Evet, müracaatlar bitti. Milletvekili aday değerlendirme ve tespit komisyonumuz kılı kırk yaran çalışmalarını kuyumcu titizliğiyle sürdürüyor. Bu hafta içinde milletvekili listemiz netleşir. 7 Nisan’da da aday listemizi YSK’ya teslim edeceğiz. Bizim nezdimizde aday adaylığı müracaatında bulunan her kardeşimiz değerlidir. Aday olsunlar, olmasınlar birlikte çalışma kararındayız. Partimize yönelik ilgi sevindiricidir. Bakalım zillet ittifakı nasıl bir kargaşa yaşayacak. Çünkü Cumhurbaşkanı adayı üzerinde kavgaya tutuşanların liste savaşları mukadderdir.

“Geleceğimizi emniyete almalıyız”

14 Mayıs seçimleri bir bakıma depremin gölgesi altında yapılacak. Aynı şekilde projeler yarışacak, güven veren, tecrübe sahibi, sorunları çözme iradesi gösteren ve bunu da birikimiyle ispat eden her kimse milletin teveccühüne ve tercihine layık olacak. Bu kapsamda sizin düşüncelerinizi öğrenebilir miyiz?

Türkiye çok kritik bir süreçte, aynı zamanda çok kırılgan bir dönemdedir. Deprem yeni bir siyasi muhasebeyi gerektirmiştir. Doğal olanı da budur. Acılarımız ortada duruyorken daha önceki seçim kampanya dönemlerinde olduğu gibi davranamazdık. Daha sakin, daha soğukkanlı bir siyasi süreci hep birlikte icra etmek zorundayız. Mesela seçim müziği kullanmıyoruz. Açık hava toplantıları yapmıyoruz. Birebir temas halindeyiz.

Depremden etkilenen illerimizle birlikte depremzede vatandaşlarımızın ağırlıklı olarak yaşadığı illerimizde “Bereket Sofrasında Gönül Birliği” temasıyla iftar programları düzenliyoruz. Başkanlık Divanı üyelerimiz bu iftar programlarına katılıyor ve partimizi temsil ediyorlar. Çalışmalarımızı Türkiye’nin yeniden inşa gayesine odaklandırdık. Geleceğimizi emniyete almalıyız. Vatandaşlarımız huzur ve güvenlik içinde hayatlarını sürdürmeli.

Sağlanan Veriler:
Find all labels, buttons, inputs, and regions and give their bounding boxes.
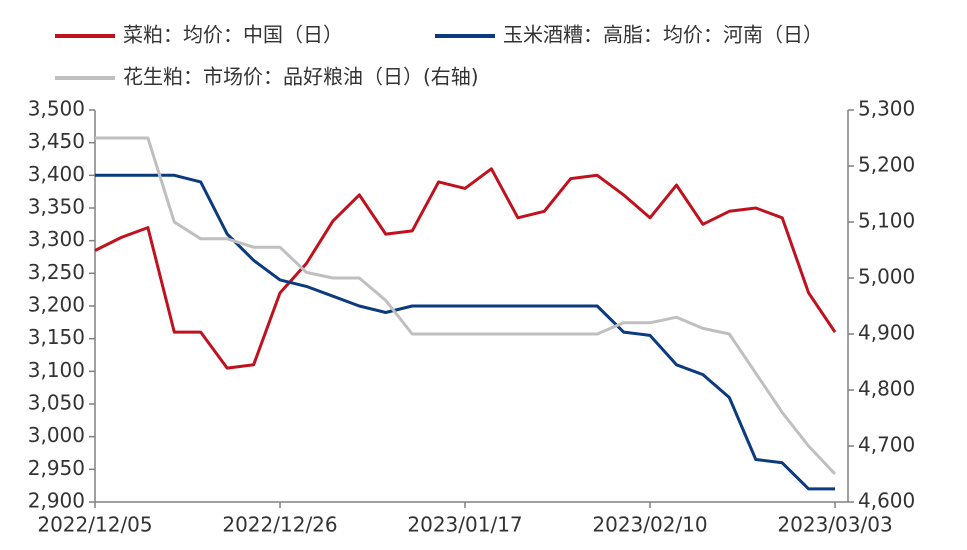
series-line (94, 167, 837, 370)
y-tick-label: 3,050 (28, 391, 85, 415)
y-tick-label: 3,400 (28, 162, 85, 186)
y-tick-label: 3,500 (28, 97, 85, 121)
x-tick-label: 2023/01/17 (407, 513, 522, 537)
y-tick-label: 3,150 (28, 325, 85, 349)
y-tick-label: 2,900 (28, 489, 85, 513)
y2-tick-label: 4,700 (858, 433, 915, 457)
y2-tick-label: 4,800 (858, 377, 915, 401)
x-tick-label: 2023/03/03 (777, 513, 892, 537)
y2-tick-label: 5,300 (858, 97, 915, 121)
y-tick-label: 3,100 (28, 358, 85, 382)
y-tick-label: 3,300 (28, 227, 85, 251)
y2-tick-label: 4,900 (858, 321, 915, 345)
legend-label: 花生粕：市场价：品好粮油（日）(右轴) (123, 65, 479, 89)
y2-tick-label: 4,600 (858, 489, 915, 513)
x-tick-label: 2022/12/05 (37, 513, 152, 537)
y2-tick-label: 5,000 (858, 265, 915, 289)
legend-label: 玉米酒糟：高脂：均价：河南（日） (503, 23, 823, 47)
y-tick-label: 3,450 (28, 129, 85, 153)
x-tick-label: 2022/12/26 (222, 513, 337, 537)
y-tick-label: 3,200 (28, 293, 85, 317)
series-line (95, 136, 837, 476)
y-tick-label: 3,250 (28, 260, 85, 284)
y-tick-label: 2,950 (28, 456, 85, 480)
y2-tick-label: 5,100 (858, 209, 915, 233)
y2-tick-label: 5,200 (858, 153, 915, 177)
series-line (95, 173, 835, 491)
y-tick-label: 3,350 (28, 195, 85, 219)
y-tick-label: 3,000 (28, 423, 85, 447)
x-tick-label: 2023/02/10 (592, 513, 707, 537)
legend-label: 菜粕：均价：中国（日） (123, 23, 343, 47)
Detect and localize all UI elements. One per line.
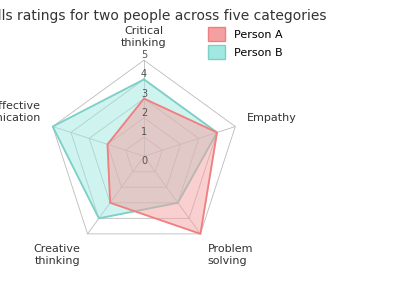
Text: Empathy: Empathy <box>247 113 297 123</box>
Text: 2: 2 <box>141 108 147 118</box>
Polygon shape <box>53 80 217 218</box>
Text: 0: 0 <box>141 156 147 166</box>
Polygon shape <box>108 99 217 234</box>
Text: Creative
thinking: Creative thinking <box>33 244 80 266</box>
Text: Critical
thinking: Critical thinking <box>121 26 167 48</box>
Text: Effective
communication: Effective communication <box>0 101 41 123</box>
Text: 1: 1 <box>141 127 147 137</box>
Text: Problem
solving: Problem solving <box>208 244 253 266</box>
Legend: Person A, Person B: Person A, Person B <box>208 27 282 59</box>
Text: 3: 3 <box>141 89 147 99</box>
Text: 5: 5 <box>141 50 147 60</box>
Text: Skills ratings for two people across five categories: Skills ratings for two people across fiv… <box>0 9 327 22</box>
Text: 4: 4 <box>141 69 147 80</box>
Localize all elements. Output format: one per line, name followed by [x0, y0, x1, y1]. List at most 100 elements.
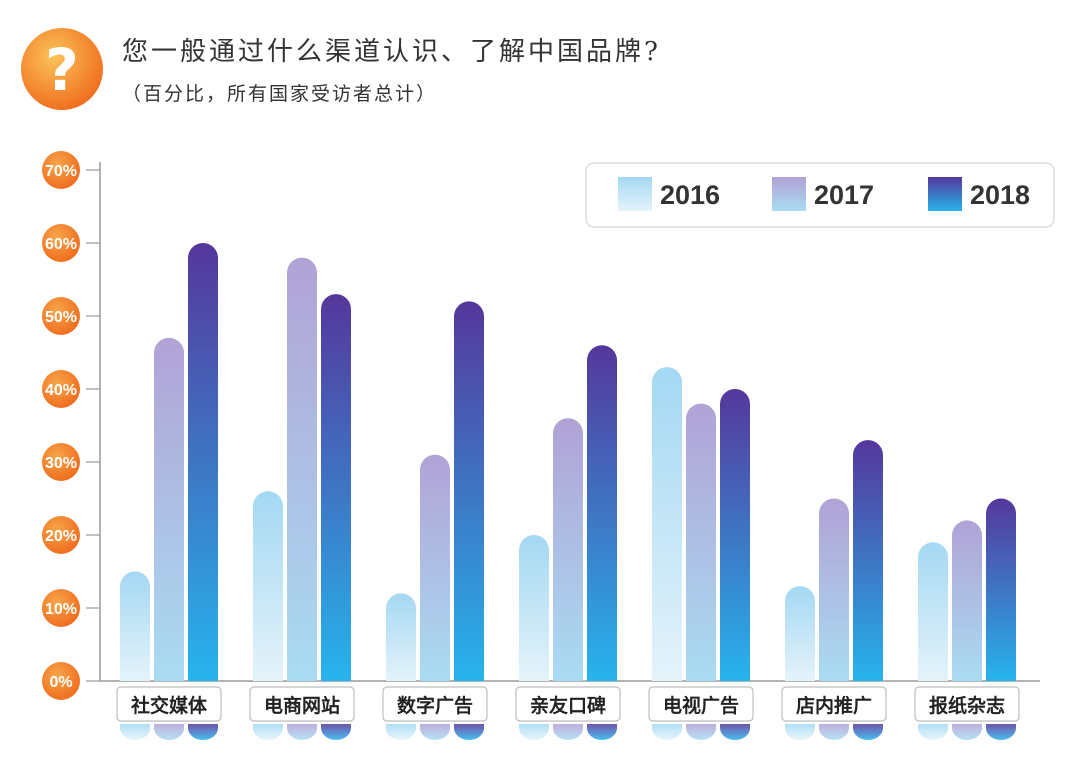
category-label-text: 社交媒体: [130, 694, 208, 717]
bar-reflection-2017-数字广告: [420, 724, 450, 740]
bar-2018-店内推广: [853, 440, 883, 681]
chart-subtitle: （百分比，所有国家受访者总计）: [122, 83, 437, 105]
y-tick-70: 70%: [42, 151, 100, 189]
bar-reflection-2018-电商网站: [321, 724, 351, 740]
bar-reflection-2018-电视广告: [720, 724, 750, 740]
category-label-1: 电商网站: [249, 686, 355, 722]
category-label-text: 亲友口碑: [530, 694, 606, 717]
y-tick-30: 30%: [42, 443, 100, 481]
y-tick-label: 60%: [45, 236, 77, 253]
category-label-6: 报纸杂志: [914, 686, 1020, 722]
category-label-box: [249, 686, 355, 722]
bar-reflection-2017-店内推广: [819, 724, 849, 740]
category-label-2: 数字广告: [382, 686, 488, 722]
y-tick-label: 10%: [45, 601, 77, 618]
category-label-text: 电视广告: [663, 694, 739, 717]
category-label-box: [648, 686, 754, 722]
bar-reflection-2018-数字广告: [454, 724, 484, 740]
bars: [120, 243, 1016, 681]
bar-reflection-2016-店内推广: [785, 724, 815, 740]
category-label-3: 亲友口碑: [515, 686, 621, 722]
y-tick-label: 40%: [45, 382, 77, 399]
bar-2016-店内推广: [785, 586, 815, 681]
bar-reflection-2018-亲友口碑: [587, 724, 617, 740]
question-badge: ?: [21, 28, 103, 110]
bar-2018-电商网站: [321, 294, 351, 681]
y-tick-20: 20%: [42, 516, 100, 554]
legend-swatch-2016: [618, 177, 652, 211]
bar-reflection-2016-亲友口碑: [519, 724, 549, 740]
bar-2017-报纸杂志: [952, 520, 982, 681]
question-mark-icon: ?: [45, 36, 79, 104]
bar-reflection-2018-店内推广: [853, 724, 883, 740]
legend: 2016 2017 2018: [585, 162, 1055, 228]
category-label-text: 电商网站: [264, 694, 340, 717]
y-axis-ticks: 0% 10% 20% 30% 40% 50% 60% 70%: [42, 151, 100, 700]
bar-reflection-2017-亲友口碑: [553, 724, 583, 740]
y-tick-10: 10%: [42, 589, 100, 627]
y-tick-label: 70%: [45, 163, 77, 180]
bar-reflection-2016-电视广告: [652, 724, 682, 740]
category-labels: 社交媒体 电商网站 数字广告 亲友口碑 电视广告 店内推广 报纸杂志: [116, 686, 1020, 722]
bar-2016-社交媒体: [120, 571, 150, 681]
bar-2017-亲友口碑: [553, 418, 583, 681]
y-tick-badge: [42, 370, 80, 408]
y-tick-0: 0%: [42, 662, 100, 700]
bar-2018-亲友口碑: [587, 345, 617, 681]
y-tick-label: 50%: [45, 309, 77, 326]
bar-2018-电视广告: [720, 389, 750, 681]
legend-label-2016: 2016: [660, 180, 720, 210]
category-label-5: 店内推广: [781, 686, 887, 722]
bar-2016-亲友口碑: [519, 535, 549, 681]
bar-reflection-2017-电视广告: [686, 724, 716, 740]
y-tick-label: 0%: [49, 674, 72, 691]
question-badge-circle: [21, 28, 103, 110]
legend-label-2018: 2018: [970, 180, 1030, 210]
y-tick-40: 40%: [42, 370, 100, 408]
bar-reflection-2017-电商网站: [287, 724, 317, 740]
bar-reflection-2016-报纸杂志: [918, 724, 948, 740]
bar-2017-数字广告: [420, 454, 450, 681]
bar-2017-店内推广: [819, 498, 849, 681]
y-tick-60: 60%: [42, 224, 100, 262]
bar-2017-社交媒体: [154, 337, 184, 681]
y-tick-badge: [42, 662, 80, 700]
category-label-box: [116, 686, 222, 722]
bar-reflection-2016-数字广告: [386, 724, 416, 740]
bar-reflections: [120, 724, 1016, 740]
category-label-text: 报纸杂志: [929, 694, 1005, 717]
category-label-text: 数字广告: [397, 694, 473, 717]
y-tick-50: 50%: [42, 297, 100, 335]
y-tick-badge: [42, 151, 80, 189]
y-tick-badge: [42, 297, 80, 335]
category-label-box: [382, 686, 488, 722]
category-label-box: [781, 686, 887, 722]
bar-reflection-2017-报纸杂志: [952, 724, 982, 740]
legend-swatch-2018: [928, 177, 962, 211]
category-label-4: 电视广告: [648, 686, 754, 722]
bar-2016-数字广告: [386, 593, 416, 681]
bar-2018-社交媒体: [188, 243, 218, 681]
bar-2017-电视广告: [686, 403, 716, 681]
bar-2018-数字广告: [454, 301, 484, 681]
bar-2016-报纸杂志: [918, 542, 948, 681]
bar-2018-报纸杂志: [986, 498, 1016, 681]
y-tick-label: 20%: [45, 528, 77, 545]
y-tick-label: 30%: [45, 455, 77, 472]
y-tick-badge: [42, 224, 80, 262]
category-label-0: 社交媒体: [116, 686, 222, 722]
legend-swatch-2017: [772, 177, 806, 211]
category-label-text: 店内推广: [796, 694, 872, 717]
category-label-box: [914, 686, 1020, 722]
y-tick-badge: [42, 443, 80, 481]
legend-label-2017: 2017: [814, 180, 874, 210]
bar-reflection-2018-报纸杂志: [986, 724, 1016, 740]
bar-2016-电商网站: [253, 491, 283, 681]
category-label-box: [515, 686, 621, 722]
bar-reflection-2016-电商网站: [253, 724, 283, 740]
chart-title: 您一般通过什么渠道认识、了解中国品牌?: [122, 37, 661, 67]
y-tick-badge: [42, 516, 80, 554]
bar-2017-电商网站: [287, 257, 317, 681]
y-tick-badge: [42, 589, 80, 627]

Yapılacaklar:
**1.** Deprem ve seçim süreci üzerine röportaja göre şu ifadelerin doğru olup olmadığını belirtin: (a) Aday listesi 7 Nisan'da YSK'ya teslim edilecek. (b) Parti seçim döneminde açık hava toplantıları düzenliyor. (c) İftar programlarına Başkanlık Divanı üyeleri katılıyor. Her biri için evet veya hayır deyin ve kararı belirleyen ifadeyi metinden aynen aktarın.
**2.** Deprem ve seçim süreci üzerine röportajda partinin bu seçim döneminde önceki kampanyalardaki gibi davranmamasının gerekçesini bir ila üç cümleyle açıklayın.
**3.** Deprem ve seçim süreci üzerine röportajı, son cümleden sonra kaldığı yerden sürdürün.
Veriler bu çalışmada hiçbir rol oynamaz.

Uygulama Sonuçları:
**1.**
(a) Evet: "7 Nisan’da da aday listemizi YSK’ya teslim edeceğiz."
(b) Hayır: "Açık hava toplantıları yapmıyoruz."
(c) Evet: "Başkanlık Divanı üyelerimiz bu iftar programlarına katılıyor ve partimizi temsil ediyorlar."

**2.** Depremin acıları henüz ortada durduğu için parti önceki seçim kampanyası dönemlerindeki gibi davranamayacağını belirtiyor. Metne göre deprem yeni bir siyasi muhasebeyi gerektirmiştir. Bu nedenle daha sakin ve soğukkanlı bir siyasi süreç yürütülmelidir.

**3.**
Kendi içinde kavgalı, hizip yumağına dönmüş, hiçbir hikayesi ve deneyimi olmayan acemilere ülkemizin geleceği emanet edilemez. Terör örgütleriyle yol yürüyenlere Türkiye bırakılamaz. Bir gözü Kandil’e, diğeriyle de Pensilvanya’ya bakanlar milletten Osmanlı şamarını yiyeceklerdir. Ülkemizin yaslı döneminde koltuk kavgasına tutuşanlara, oturdukları masayı kumar ve noter masası olarak tanımlayanlara güven duyulamaz. FETÖ ve PKK’nın aşısıyla siyaset yapanlara millet itibar eder mi? Bunların tek derdi yemek, içmek, safa sürmek. Acımızı bilmezler, derdimize ortak olmazlar, sevincimizi hazmedemezler, başarımızı çekemezler, rant paylaşımı için gözlerini karartırlar. Bunlara boşuna zillet demiyoruz.

“Çok komik, çok trajik”

Bir masa etrafında toplanıp kriz ve kaos çıkaranlar, birbirine tuzak kuranlar ülke falan yönetemez. Allah muhafaza böyle bir yetki alsalar Türkiye’yi bir ayda batırırlar. Sayın Kılıçdaroğlu’nun bırakınız bir konut yapmasını, önünü görecek, adım atacak, ayakta duracak, sözünü geçirecek, irade gösterecek ne mecali ne de müktesebatı var. İYİ Parti Başkanı şimdiden havaya girmiş, Sayın Kılıçdaroğlu’nu Sayın Cumhurbaşkanım diye karşılıyor. Çok komik, çok trajik. Kendisini darı ambarında görüyor, hayallere dalmış, şuur kaybına uğramış. Partisinin Ankara temayül yoklamasında şiddet ve kavga sahneleri iyi kostümü giymiş olanların gerçek içyüzünü deşifre ediyor.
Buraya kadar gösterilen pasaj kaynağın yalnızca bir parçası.